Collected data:
· · ·

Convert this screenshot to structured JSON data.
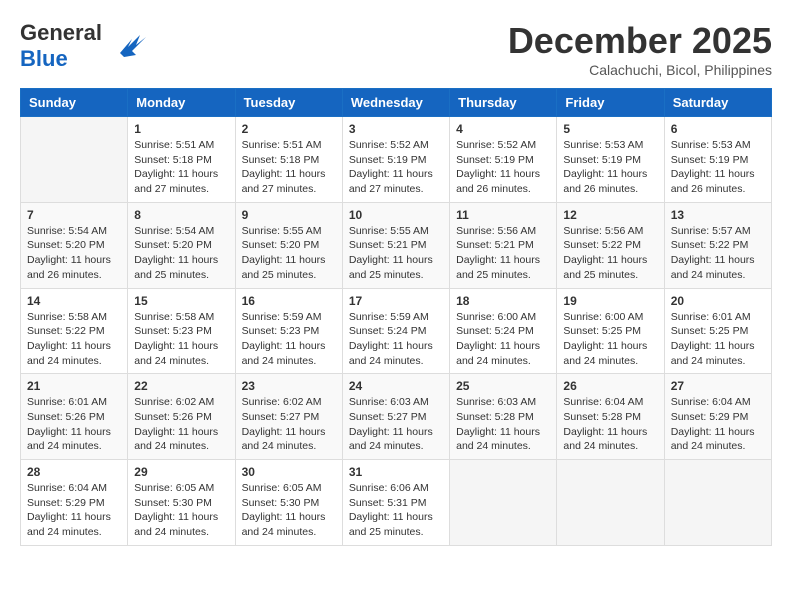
{
  "header": {
    "logo_general": "General",
    "logo_blue": "Blue",
    "month_title": "December 2025",
    "location": "Calachuchi, Bicol, Philippines"
  },
  "weekdays": [
    "Sunday",
    "Monday",
    "Tuesday",
    "Wednesday",
    "Thursday",
    "Friday",
    "Saturday"
  ],
  "weeks": [
    [
      {
        "day": "",
        "info": ""
      },
      {
        "day": "1",
        "info": "Sunrise: 5:51 AM\nSunset: 5:18 PM\nDaylight: 11 hours\nand 27 minutes."
      },
      {
        "day": "2",
        "info": "Sunrise: 5:51 AM\nSunset: 5:18 PM\nDaylight: 11 hours\nand 27 minutes."
      },
      {
        "day": "3",
        "info": "Sunrise: 5:52 AM\nSunset: 5:19 PM\nDaylight: 11 hours\nand 27 minutes."
      },
      {
        "day": "4",
        "info": "Sunrise: 5:52 AM\nSunset: 5:19 PM\nDaylight: 11 hours\nand 26 minutes."
      },
      {
        "day": "5",
        "info": "Sunrise: 5:53 AM\nSunset: 5:19 PM\nDaylight: 11 hours\nand 26 minutes."
      },
      {
        "day": "6",
        "info": "Sunrise: 5:53 AM\nSunset: 5:19 PM\nDaylight: 11 hours\nand 26 minutes."
      }
    ],
    [
      {
        "day": "7",
        "info": "Sunrise: 5:54 AM\nSunset: 5:20 PM\nDaylight: 11 hours\nand 26 minutes."
      },
      {
        "day": "8",
        "info": "Sunrise: 5:54 AM\nSunset: 5:20 PM\nDaylight: 11 hours\nand 25 minutes."
      },
      {
        "day": "9",
        "info": "Sunrise: 5:55 AM\nSunset: 5:20 PM\nDaylight: 11 hours\nand 25 minutes."
      },
      {
        "day": "10",
        "info": "Sunrise: 5:55 AM\nSunset: 5:21 PM\nDaylight: 11 hours\nand 25 minutes."
      },
      {
        "day": "11",
        "info": "Sunrise: 5:56 AM\nSunset: 5:21 PM\nDaylight: 11 hours\nand 25 minutes."
      },
      {
        "day": "12",
        "info": "Sunrise: 5:56 AM\nSunset: 5:22 PM\nDaylight: 11 hours\nand 25 minutes."
      },
      {
        "day": "13",
        "info": "Sunrise: 5:57 AM\nSunset: 5:22 PM\nDaylight: 11 hours\nand 24 minutes."
      }
    ],
    [
      {
        "day": "14",
        "info": "Sunrise: 5:58 AM\nSunset: 5:22 PM\nDaylight: 11 hours\nand 24 minutes."
      },
      {
        "day": "15",
        "info": "Sunrise: 5:58 AM\nSunset: 5:23 PM\nDaylight: 11 hours\nand 24 minutes."
      },
      {
        "day": "16",
        "info": "Sunrise: 5:59 AM\nSunset: 5:23 PM\nDaylight: 11 hours\nand 24 minutes."
      },
      {
        "day": "17",
        "info": "Sunrise: 5:59 AM\nSunset: 5:24 PM\nDaylight: 11 hours\nand 24 minutes."
      },
      {
        "day": "18",
        "info": "Sunrise: 6:00 AM\nSunset: 5:24 PM\nDaylight: 11 hours\nand 24 minutes."
      },
      {
        "day": "19",
        "info": "Sunrise: 6:00 AM\nSunset: 5:25 PM\nDaylight: 11 hours\nand 24 minutes."
      },
      {
        "day": "20",
        "info": "Sunrise: 6:01 AM\nSunset: 5:25 PM\nDaylight: 11 hours\nand 24 minutes."
      }
    ],
    [
      {
        "day": "21",
        "info": "Sunrise: 6:01 AM\nSunset: 5:26 PM\nDaylight: 11 hours\nand 24 minutes."
      },
      {
        "day": "22",
        "info": "Sunrise: 6:02 AM\nSunset: 5:26 PM\nDaylight: 11 hours\nand 24 minutes."
      },
      {
        "day": "23",
        "info": "Sunrise: 6:02 AM\nSunset: 5:27 PM\nDaylight: 11 hours\nand 24 minutes."
      },
      {
        "day": "24",
        "info": "Sunrise: 6:03 AM\nSunset: 5:27 PM\nDaylight: 11 hours\nand 24 minutes."
      },
      {
        "day": "25",
        "info": "Sunrise: 6:03 AM\nSunset: 5:28 PM\nDaylight: 11 hours\nand 24 minutes."
      },
      {
        "day": "26",
        "info": "Sunrise: 6:04 AM\nSunset: 5:28 PM\nDaylight: 11 hours\nand 24 minutes."
      },
      {
        "day": "27",
        "info": "Sunrise: 6:04 AM\nSunset: 5:29 PM\nDaylight: 11 hours\nand 24 minutes."
      }
    ],
    [
      {
        "day": "28",
        "info": "Sunrise: 6:04 AM\nSunset: 5:29 PM\nDaylight: 11 hours\nand 24 minutes."
      },
      {
        "day": "29",
        "info": "Sunrise: 6:05 AM\nSunset: 5:30 PM\nDaylight: 11 hours\nand 24 minutes."
      },
      {
        "day": "30",
        "info": "Sunrise: 6:05 AM\nSunset: 5:30 PM\nDaylight: 11 hours\nand 24 minutes."
      },
      {
        "day": "31",
        "info": "Sunrise: 6:06 AM\nSunset: 5:31 PM\nDaylight: 11 hours\nand 25 minutes."
      },
      {
        "day": "",
        "info": ""
      },
      {
        "day": "",
        "info": ""
      },
      {
        "day": "",
        "info": ""
      }
    ]
  ]
}
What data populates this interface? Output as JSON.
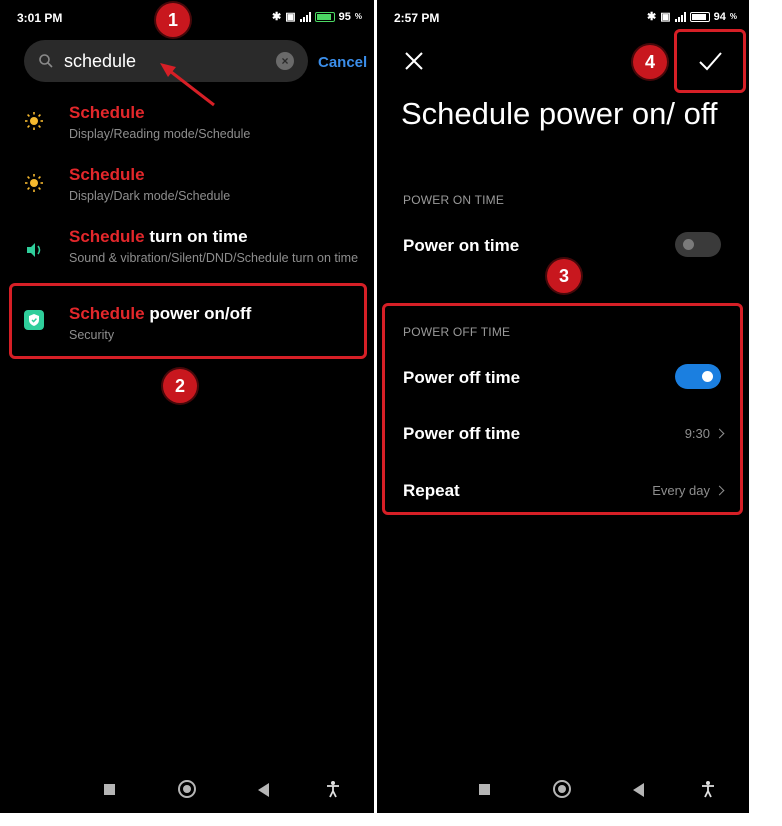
{
  "left_screen": {
    "status": {
      "time": "3:01 PM",
      "battery": "95"
    },
    "search": {
      "value": "schedule",
      "cancel_label": "Cancel"
    },
    "results": [
      {
        "highlight": "Schedule",
        "rest": "",
        "path": "Display/Reading mode/Schedule",
        "icon": "sun-icon"
      },
      {
        "highlight": "Schedule",
        "rest": "",
        "path": "Display/Dark mode/Schedule",
        "icon": "sun-icon"
      },
      {
        "highlight": "Schedule",
        "rest": " turn on time",
        "path": "Sound & vibration/Silent/DND/Schedule turn on time",
        "icon": "speaker-icon"
      },
      {
        "highlight": "Schedule",
        "rest": " power on/off",
        "path": "Security",
        "icon": "shield-icon"
      }
    ]
  },
  "right_screen": {
    "status": {
      "time": "2:57 PM",
      "battery": "94"
    },
    "title": "Schedule power on/ off",
    "power_on_section": "POWER ON TIME",
    "power_on_label": "Power on time",
    "power_on_enabled": false,
    "power_off_section": "POWER OFF TIME",
    "power_off_toggle_label": "Power off time",
    "power_off_enabled": true,
    "power_off_time_label": "Power off time",
    "power_off_time_value": "9:30",
    "repeat_label": "Repeat",
    "repeat_value": "Every day"
  },
  "annotations": {
    "step1": "1",
    "step2": "2",
    "step3": "3",
    "step4": "4"
  },
  "colors": {
    "highlight": "#e3272b",
    "accent": "#1b7fe0",
    "annotation": "#d61f26",
    "link": "#3b8eea"
  }
}
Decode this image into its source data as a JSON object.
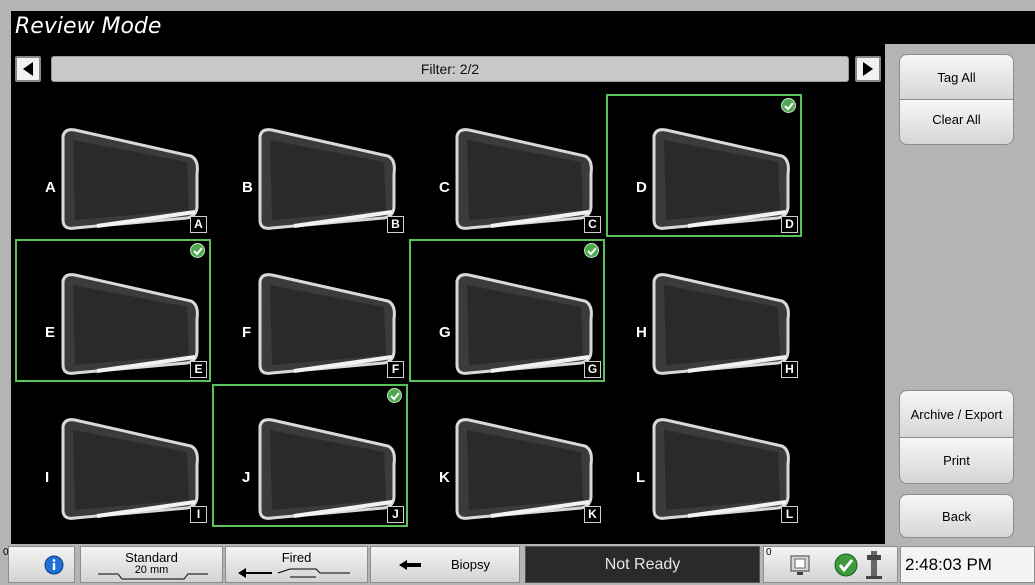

· · ·

§ WHAT YOU NEED TO DO: Print each entry shown above with exact wording and no pictures.

§ TASK SOLUTION:
Convert this screenshot to structured JSON data.
{
  "header": {
    "logo_general": "General",
    "logo_blue": "Blue",
    "month_title": "December 2025",
    "location": "Calachuchi, Bicol, Philippines"
  },
  "weekdays": [
    "Sunday",
    "Monday",
    "Tuesday",
    "Wednesday",
    "Thursday",
    "Friday",
    "Saturday"
  ],
  "weeks": [
    [
      {
        "day": "",
        "info": ""
      },
      {
        "day": "1",
        "info": "Sunrise: 5:51 AM\nSunset: 5:18 PM\nDaylight: 11 hours\nand 27 minutes."
      },
      {
        "day": "2",
        "info": "Sunrise: 5:51 AM\nSunset: 5:18 PM\nDaylight: 11 hours\nand 27 minutes."
      },
      {
        "day": "3",
        "info": "Sunrise: 5:52 AM\nSunset: 5:19 PM\nDaylight: 11 hours\nand 27 minutes."
      },
      {
        "day": "4",
        "info": "Sunrise: 5:52 AM\nSunset: 5:19 PM\nDaylight: 11 hours\nand 26 minutes."
      },
      {
        "day": "5",
        "info": "Sunrise: 5:53 AM\nSunset: 5:19 PM\nDaylight: 11 hours\nand 26 minutes."
      },
      {
        "day": "6",
        "info": "Sunrise: 5:53 AM\nSunset: 5:19 PM\nDaylight: 11 hours\nand 26 minutes."
      }
    ],
    [
      {
        "day": "7",
        "info": "Sunrise: 5:54 AM\nSunset: 5:20 PM\nDaylight: 11 hours\nand 26 minutes."
      },
      {
        "day": "8",
        "info": "Sunrise: 5:54 AM\nSunset: 5:20 PM\nDaylight: 11 hours\nand 25 minutes."
      },
      {
        "day": "9",
        "info": "Sunrise: 5:55 AM\nSunset: 5:20 PM\nDaylight: 11 hours\nand 25 minutes."
      },
      {
        "day": "10",
        "info": "Sunrise: 5:55 AM\nSunset: 5:21 PM\nDaylight: 11 hours\nand 25 minutes."
      },
      {
        "day": "11",
        "info": "Sunrise: 5:56 AM\nSunset: 5:21 PM\nDaylight: 11 hours\nand 25 minutes."
      },
      {
        "day": "12",
        "info": "Sunrise: 5:56 AM\nSunset: 5:22 PM\nDaylight: 11 hours\nand 25 minutes."
      },
      {
        "day": "13",
        "info": "Sunrise: 5:57 AM\nSunset: 5:22 PM\nDaylight: 11 hours\nand 24 minutes."
      }
    ],
    [
      {
        "day": "14",
        "info": "Sunrise: 5:58 AM\nSunset: 5:22 PM\nDaylight: 11 hours\nand 24 minutes."
      },
      {
        "day": "15",
        "info": "Sunrise: 5:58 AM\nSunset: 5:23 PM\nDaylight: 11 hours\nand 24 minutes."
      },
      {
        "day": "16",
        "info": "Sunrise: 5:59 AM\nSunset: 5:23 PM\nDaylight: 11 hours\nand 24 minutes."
      },
      {
        "day": "17",
        "info": "Sunrise: 5:59 AM\nSunset: 5:24 PM\nDaylight: 11 hours\nand 24 minutes."
      },
      {
        "day": "18",
        "info": "Sunrise: 6:00 AM\nSunset: 5:24 PM\nDaylight: 11 hours\nand 24 minutes."
      },
      {
        "day": "19",
        "info": "Sunrise: 6:00 AM\nSunset: 5:25 PM\nDaylight: 11 hours\nand 24 minutes."
      },
      {
        "day": "20",
        "info": "Sunrise: 6:01 AM\nSunset: 5:25 PM\nDaylight: 11 hours\nand 24 minutes."
      }
    ],
    [
      {
        "day": "21",
        "info": "Sunrise: 6:01 AM\nSunset: 5:26 PM\nDaylight: 11 hours\nand 24 minutes."
      },
      {
        "day": "22",
        "info": "Sunrise: 6:02 AM\nSunset: 5:26 PM\nDaylight: 11 hours\nand 24 minutes."
      },
      {
        "day": "23",
        "info": "Sunrise: 6:02 AM\nSunset: 5:27 PM\nDaylight: 11 hours\nand 24 minutes."
      },
      {
        "day": "24",
        "info": "Sunrise: 6:03 AM\nSunset: 5:27 PM\nDaylight: 11 hours\nand 24 minutes."
      },
      {
        "day": "25",
        "info": "Sunrise: 6:03 AM\nSunset: 5:28 PM\nDaylight: 11 hours\nand 24 minutes."
      },
      {
        "day": "26",
        "info": "Sunrise: 6:04 AM\nSunset: 5:28 PM\nDaylight: 11 hours\nand 24 minutes."
      },
      {
        "day": "27",
        "info": "Sunrise: 6:04 AM\nSunset: 5:29 PM\nDaylight: 11 hours\nand 24 minutes."
      }
    ],
    [
      {
        "day": "28",
        "info": "Sunrise: 6:04 AM\nSunset: 5:29 PM\nDaylight: 11 hours\nand 24 minutes."
      },
      {
        "day": "29",
        "info": "Sunrise: 6:05 AM\nSunset: 5:30 PM\nDaylight: 11 hours\nand 24 minutes."
      },
      {
        "day": "30",
        "info": "Sunrise: 6:05 AM\nSunset: 5:30 PM\nDaylight: 11 hours\nand 24 minutes."
      },
      {
        "day": "31",
        "info": "Sunrise: 6:06 AM\nSunset: 5:31 PM\nDaylight: 11 hours\nand 25 minutes."
      },
      {
        "day": "",
        "info": ""
      },
      {
        "day": "",
        "info": ""
      },
      {
        "day": "",
        "info": ""
      }
    ]
  ]
}
What data populates this interface? Output as JSON.
{
  "left_screen": {
    "status": {
      "time": "3:01 PM",
      "battery": "95"
    },
    "search": {
      "value": "schedule",
      "cancel_label": "Cancel"
    },
    "results": [
      {
        "highlight": "Schedule",
        "rest": "",
        "path": "Display/Reading mode/Schedule",
        "icon": "sun-icon"
      },
      {
        "highlight": "Schedule",
        "rest": "",
        "path": "Display/Dark mode/Schedule",
        "icon": "sun-icon"
      },
      {
        "highlight": "Schedule",
        "rest": " turn on time",
        "path": "Sound & vibration/Silent/DND/Schedule turn on time",
        "icon": "speaker-icon"
      },
      {
        "highlight": "Schedule",
        "rest": " power on/off",
        "path": "Security",
        "icon": "shield-icon"
      }
    ]
  },
  "right_screen": {
    "status": {
      "time": "2:57 PM",
      "battery": "94"
    },
    "title": "Schedule power on/ off",
    "power_on_section": "POWER ON TIME",
    "power_on_label": "Power on time",
    "power_on_enabled": false,
    "power_off_section": "POWER OFF TIME",
    "power_off_toggle_label": "Power off time",
    "power_off_enabled": true,
    "power_off_time_label": "Power off time",
    "power_off_time_value": "9:30",
    "repeat_label": "Repeat",
    "repeat_value": "Every day"
  },
  "annotations": {
    "step1": "1",
    "step2": "2",
    "step3": "3",
    "step4": "4"
  },
  "colors": {
    "highlight": "#e3272b",
    "accent": "#1b7fe0",
    "annotation": "#d61f26",
    "link": "#3b8eea"
  }
}
Decode this image into its source data as a JSON object.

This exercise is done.